BEGIN ITEMS

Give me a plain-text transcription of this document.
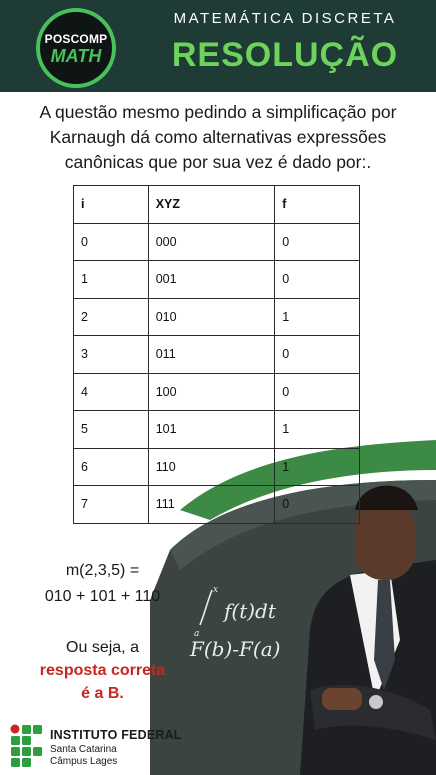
POSCOMP
MATH
MATEMÁTICA DISCRETA
RESOLUÇÃO
A questão mesmo pedindo a simplificação por Karnaugh dá como alternativas expressões canônicas que por sua vez é dado por:.
x
a
f(t)dt
F(b)-F(a)
i	XYZ	f
0	000	0
1	001	0
2	010	1
3	011	0
4	100	0
5	101	1
6	110	1
7	111	0
m(2,3,5) =
010 + 101 + 110
Ou seja, a
resposta correta
é a B.
INSTITUTO FEDERAL
Santa Catarina
Câmpus Lages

END ITEMS

• **WHAT YOU ARE ASKED TO DO**
Copy out the entries verbatim and leave the images out.

• **RESULT OF THIS TASK**
Give me a plain-text transcription of this document.
POSCOMP
MATH
MATEMÁTICA DISCRETA
RESOLUÇÃO
A questão mesmo pedindo a simplificação por Karnaugh dá como alternativas expressões canônicas que por sua vez é dado por:.
x
a
f(t)dt
F(b)-F(a)
i	XYZ	f
0	000	0
1	001	0
2	010	1
3	011	0
4	100	0
5	101	1
6	110	1
7	111	0
m(2,3,5) =
010 + 101 + 110
Ou seja, a
resposta correta
é a B.
INSTITUTO FEDERAL
Santa Catarina
Câmpus Lages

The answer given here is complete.